▶ GIVEN DATA
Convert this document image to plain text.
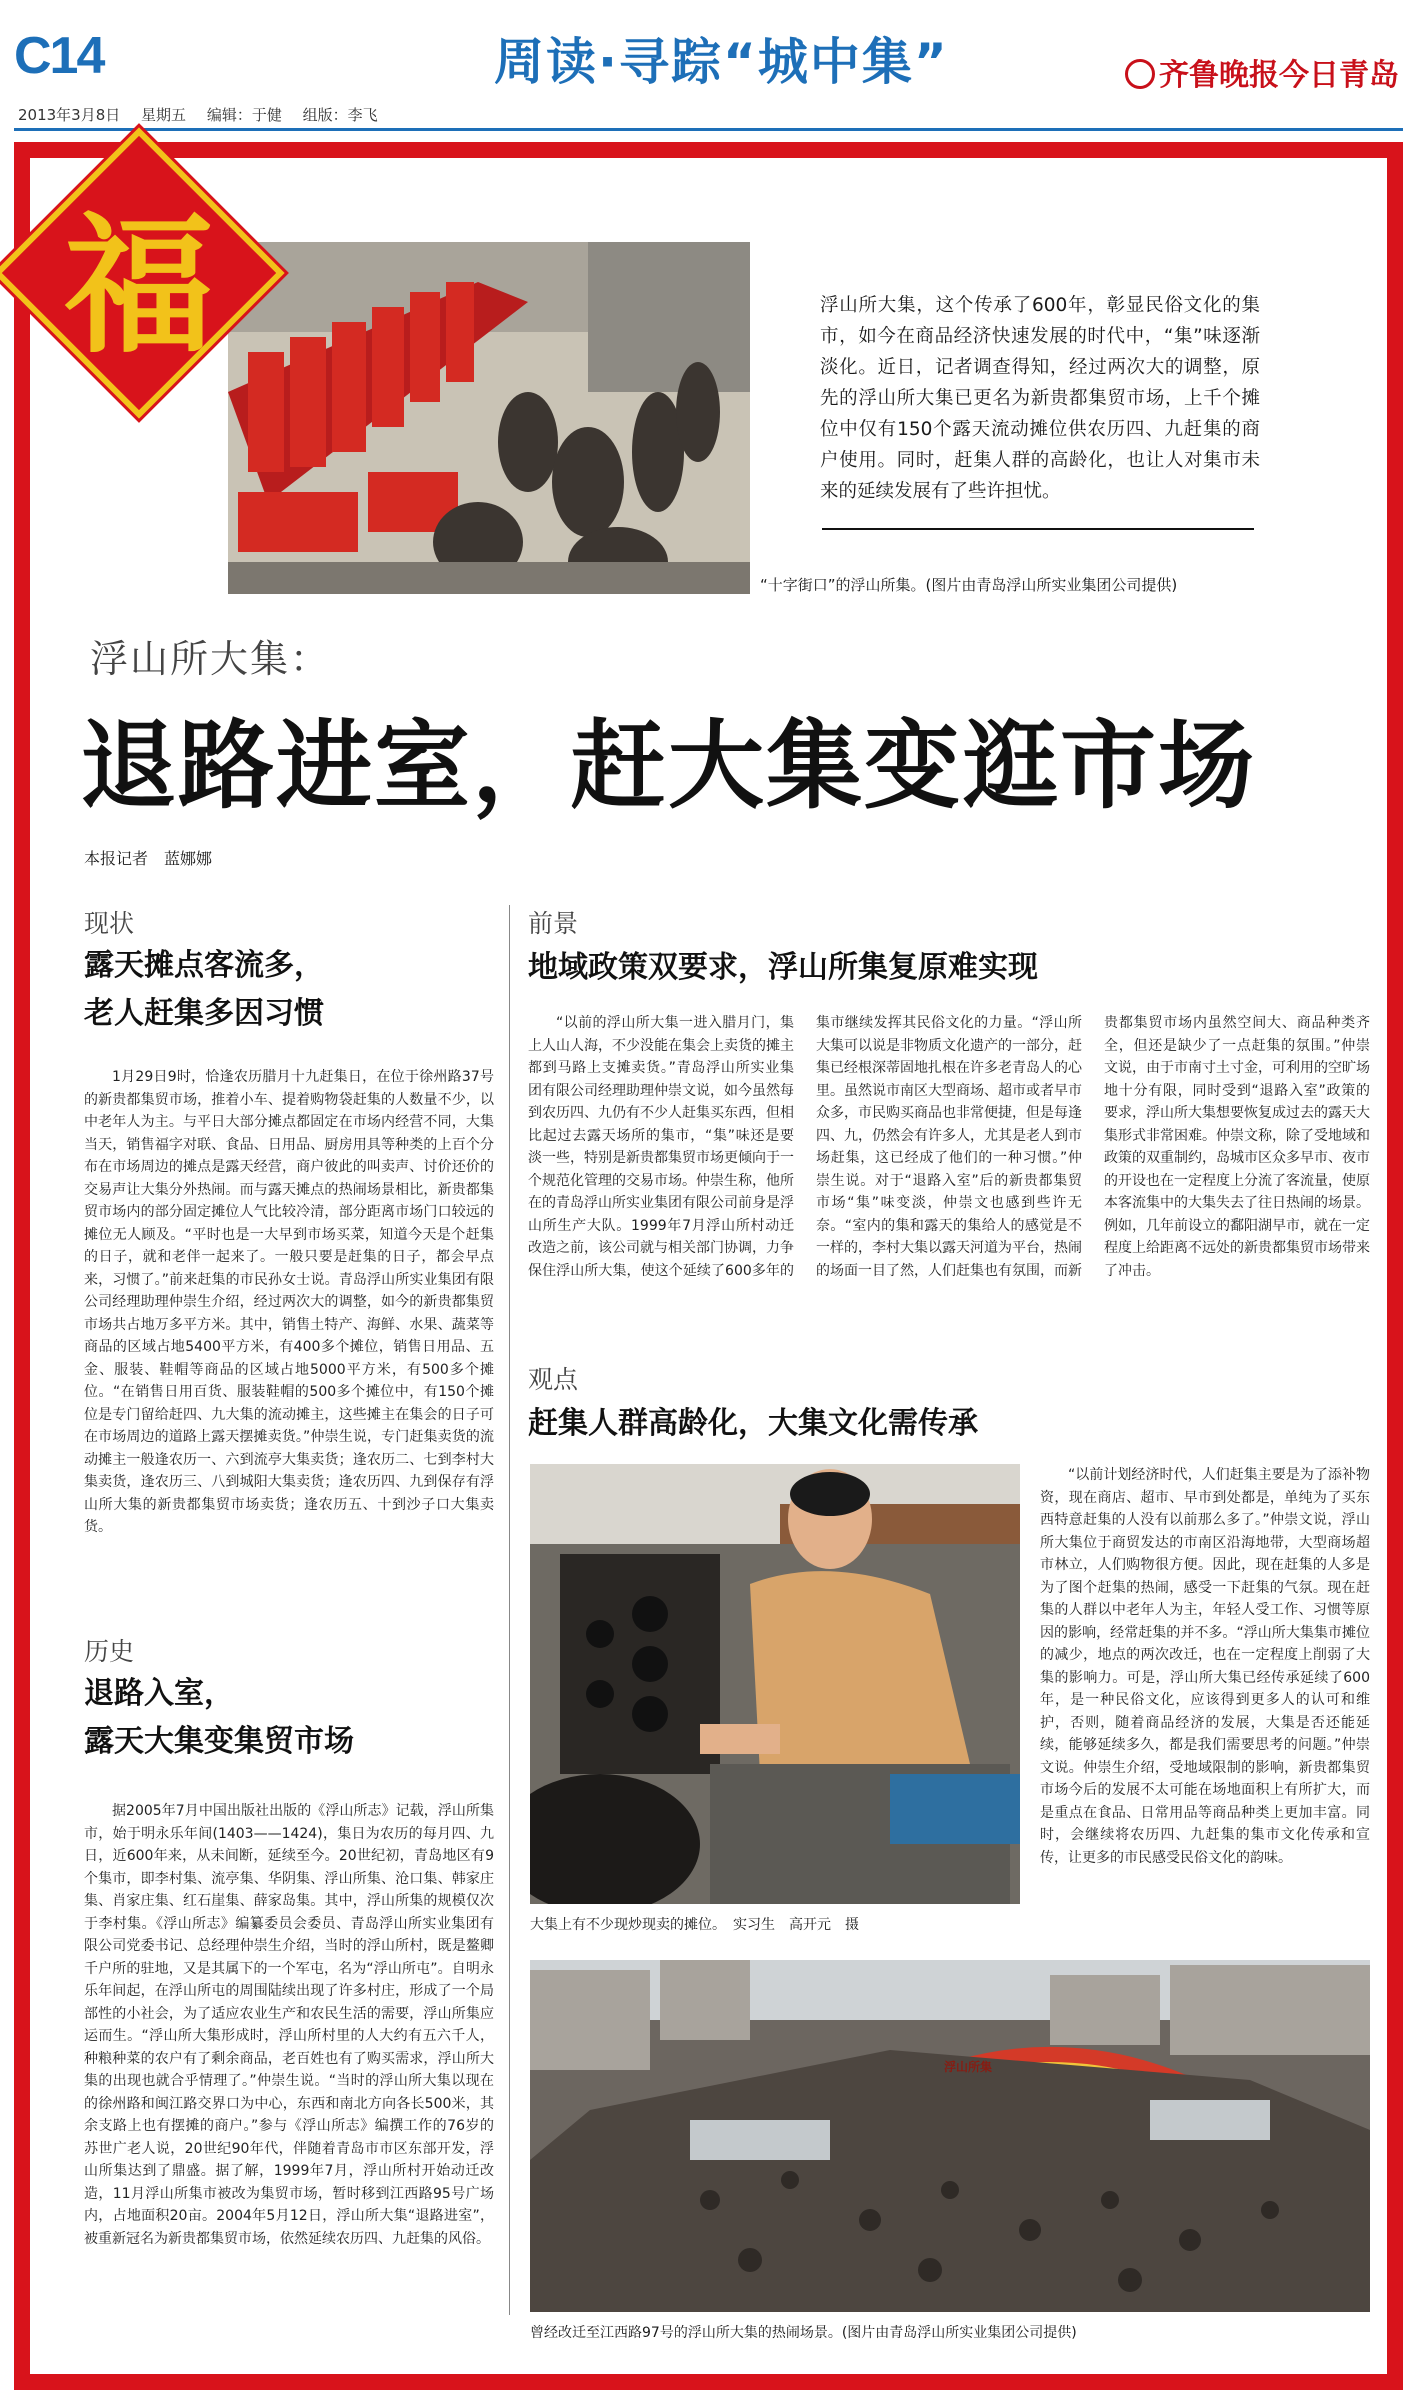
C14	周读·寻踪“城中集”	齐鲁晚报今日青岛
2013年3月8日 星期五 编辑：于健 组版：李飞
福	浮山所大集，这个传承了600年，彰显民俗文化的集市，如今在商品经济快速发展的时代中，“集”味逐渐淡化。近日，记者调查得知，经过两次大的调整，原先的浮山所大集已更名为新贵都集贸市场，上千个摊位中仅有150个露天流动摊位供农历四、九赶集的商户使用。同时，赶集人群的高龄化，也让人对集市未来的延续发展有了些许担忧。
“十字街口”的浮山所集。(图片由青岛浮山所实业集团公司提供)
浮山所大集：
退路进室，赶大集变逛市场
本报记者　蓝娜娜
现状
露天摊点客流多，
老人赶集多因习惯

1月29日9时，恰逢农历腊月十九赶集日，在位于徐州路37号的新贵都集贸市场，推着小车、提着购物袋赶集的人数量不少，以中老年人为主。与平日大部分摊点都固定在市场内经营不同，大集当天，销售福字对联、食品、日用品、厨房用具等种类的上百个分布在市场周边的摊点是露天经营，商户彼此的叫卖声、讨价还价的交易声让大集分外热闹。而与露天摊点的热闹场景相比，新贵都集贸市场内的部分固定摊位人气比较冷清，部分距离市场门口较远的摊位无人顾及。“平时也是一大早到市场买菜，知道今天是个赶集的日子，就和老伴一起来了。一般只要是赶集的日子，都会早点来，习惯了。”前来赶集的市民孙女士说。青岛浮山所实业集团有限公司经理助理仲崇生介绍，经过两次大的调整，如今的新贵都集贸市场共占地万多平方米。其中，销售土特产、海鲜、水果、蔬菜等商品的区域占地5400平方米，有400多个摊位，销售日用品、五金、服装、鞋帽等商品的区域占地5000平方米，有500多个摊位。“在销售日用百货、服装鞋帽的500多个摊位中，有150个摊位是专门留给赶四、九大集的流动摊主，这些摊主在集会的日子可在市场周边的道路上露天摆摊卖货。”仲崇生说，专门赶集卖货的流动摊主一般逢农历一、六到流亭大集卖货；逢农历二、七到李村大集卖货，逢农历三、八到城阳大集卖货；逢农历四、九到保存有浮山所大集的新贵都集贸市场卖货；逢农历五、十到沙子口大集卖货。

历史
退路入室，
露天大集变集贸市场

据2005年7月中国出版社出版的《浮山所志》记载，浮山所集市，始于明永乐年间(1403——1424)，集日为农历的每月四、九日，近600年来，从未间断，延续至今。20世纪初，青岛地区有9个集市，即李村集、流亭集、华阴集、浮山所集、沧口集、韩家庄集、肖家庄集、红石崖集、薛家岛集。其中，浮山所集的规模仅次于李村集。《浮山所志》编纂委员会委员、青岛浮山所实业集团有限公司党委书记、总经理仲崇生介绍，当时的浮山所村，既是鳌卿千户所的驻地，又是其属下的一个军屯，名为“浮山所屯”。自明永乐年间起，在浮山所屯的周围陆续出现了许多村庄，形成了一个局部性的小社会，为了适应农业生产和农民生活的需要，浮山所集应运而生。“浮山所大集形成时，浮山所村里的人大约有五六千人，种粮种菜的农户有了剩余商品，老百姓也有了购买需求，浮山所大集的出现也就合乎情理了。”仲崇生说。“当时的浮山所大集以现在的徐州路和闽江路交界口为中心，东西和南北方向各长500米，其余支路上也有摆摊的商户。”参与《浮山所志》编撰工作的76岁的苏世广老人说，20世纪90年代，伴随着青岛市市区东部开发，浮山所集达到了鼎盛。据了解，1999年7月，浮山所村开始动迁改造，11月浮山所集市被改为集贸市场，暂时移到江西路95号广场内，占地面积20亩。2004年5月12日，浮山所大集“退路进室”，被重新冠名为新贵都集贸市场，依然延续农历四、九赶集的风俗。

前景
地域政策双要求，浮山所集复原难实现

“以前的浮山所大集一进入腊月门，集上人山人海，不少没能在集会上卖货的摊主都到马路上支摊卖货。”青岛浮山所实业集团有限公司经理助理仲崇文说，如今虽然每到农历四、九仍有不少人赶集买东西，但相比起过去露天场所的集市，“集”味还是要淡一些，特别是新贵都集贸市场更倾向于一个规范化管理的交易市场。仲崇生称，他所在的青岛浮山所实业集团有限公司前身是浮山所生产大队。1999年7月浮山所村动迁改造之前，该公司就与相关部门协调，力争保住浮山所大集，使这个延续了600多年的集市继续发挥其民俗文化的力量。“浮山所大集可以说是非物质文化遗产的一部分，赶集已经根深蒂固地扎根在许多老青岛人的心里。虽然说市南区大型商场、超市或者早市众多，市民购买商品也非常便捷，但是每逢四、九，仍然会有许多人，尤其是老人到市场赶集，这已经成了他们的一种习惯。”仲崇生说。对于“退路入室”后的新贵都集贸市场“集”味变淡，仲崇文也感到些许无奈。“室内的集和露天的集给人的感觉是不一样的，李村大集以露天河道为平台，热闹的场面一目了然，人们赶集也有氛围，而新贵都集贸市场内虽然空间大、商品种类齐全，但还是缺少了一点赶集的氛围。”仲崇文说，由于市南寸土寸金，可利用的空旷场地十分有限，同时受到“退路入室”政策的要求，浮山所大集想要恢复成过去的露天大集形式非常困难。仲崇文称，除了受地域和政策的双重制约，岛城市区众多早市、夜市的开设也在一定程度上分流了客流量，使原本客流集中的大集失去了往日热闹的场景。例如，几年前设立的鄱阳湖早市，就在一定程度上给距离不远处的新贵都集贸市场带来了冲击。

观点
赶集人群高龄化，大集文化需传承
大集上有不少现炒现卖的摊位。　实习生　高开元　摄

“以前计划经济时代，人们赶集主要是为了添补物资，现在商店、超市、早市到处都是，单纯为了买东西特意赶集的人没有以前那么多了。”仲崇文说，浮山所大集位于商贸发达的市南区沿海地带，大型商场超市林立，人们购物很方便。因此，现在赶集的人多是为了图个赶集的热闹，感受一下赶集的气氛。现在赶集的人群以中老年人为主，年轻人受工作、习惯等原因的影响，经常赶集的并不多。“浮山所大集集市摊位的减少，地点的两次改迁，也在一定程度上削弱了大集的影响力。可是，浮山所大集已经传承延续了600年，是一种民俗文化，应该得到更多人的认可和维护，否则，随着商品经济的发展，大集是否还能延续，能够延续多久，都是我们需要思考的问题。”仲崇文说。仲崇生介绍，受地域限制的影响，新贵都集贸市场今后的发展不太可能在场地面积上有所扩大，而是重点在食品、日常用品等商品种类上更加丰富。同时，会继续将农历四、九赶集的集市文化传承和宣传，让更多的市民感受民俗文化的韵味。

浮山所集
曾经改迁至江西路97号的浮山所大集的热闹场景。(图片由青岛浮山所实业集团公司提供)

▶ STATED EXERCISE
Check each line of the records for the word "经过两次大的调整", and show the lines that contain it.

▶ FULL SOLUTION
福	浮山所大集，这个传承了600年，彰显民俗文化的集市，如今在商品经济快速发展的时代中，“集”味逐渐淡化。近日，记者调查得知，经过两次大的调整，原先的浮山所大集已更名为新贵都集贸市场，上千个摊位中仅有150个露天流动摊位供农历四、九赶集的商户使用。同时，赶集人群的高龄化，也让人对集市未来的延续发展有了些许担忧。
1月29日9时，恰逢农历腊月十九赶集日，在位于徐州路37号的新贵都集贸市场，推着小车、提着购物袋赶集的人数量不少，以中老年人为主。与平日大部分摊点都固定在市场内经营不同，大集当天，销售福字对联、食品、日用品、厨房用具等种类的上百个分布在市场周边的摊点是露天经营，商户彼此的叫卖声、讨价还价的交易声让大集分外热闹。而与露天摊点的热闹场景相比，新贵都集贸市场内的部分固定摊位人气比较冷清，部分距离市场门口较远的摊位无人顾及。“平时也是一大早到市场买菜，知道今天是个赶集的日子，就和老伴一起来了。一般只要是赶集的日子，都会早点来，习惯了。”前来赶集的市民孙女士说。青岛浮山所实业集团有限公司经理助理仲崇生介绍，经过两次大的调整，如今的新贵都集贸市场共占地万多平方米。其中，销售土特产、海鲜、水果、蔬菜等商品的区域占地5400平方米，有400多个摊位，销售日用品、五金、服装、鞋帽等商品的区域占地5000平方米，有500多个摊位。“在销售日用百货、服装鞋帽的500多个摊位中，有150个摊位是专门留给赶四、九大集的流动摊主，这些摊主在集会的日子可在市场周边的道路上露天摆摊卖货。”仲崇生说，专门赶集卖货的流动摊主一般逢农历一、六到流亭大集卖货；逢农历二、七到李村大集卖货，逢农历三、八到城阳大集卖货；逢农历四、九到保存有浮山所大集的新贵都集贸市场卖货；逢农历五、十到沙子口大集卖货。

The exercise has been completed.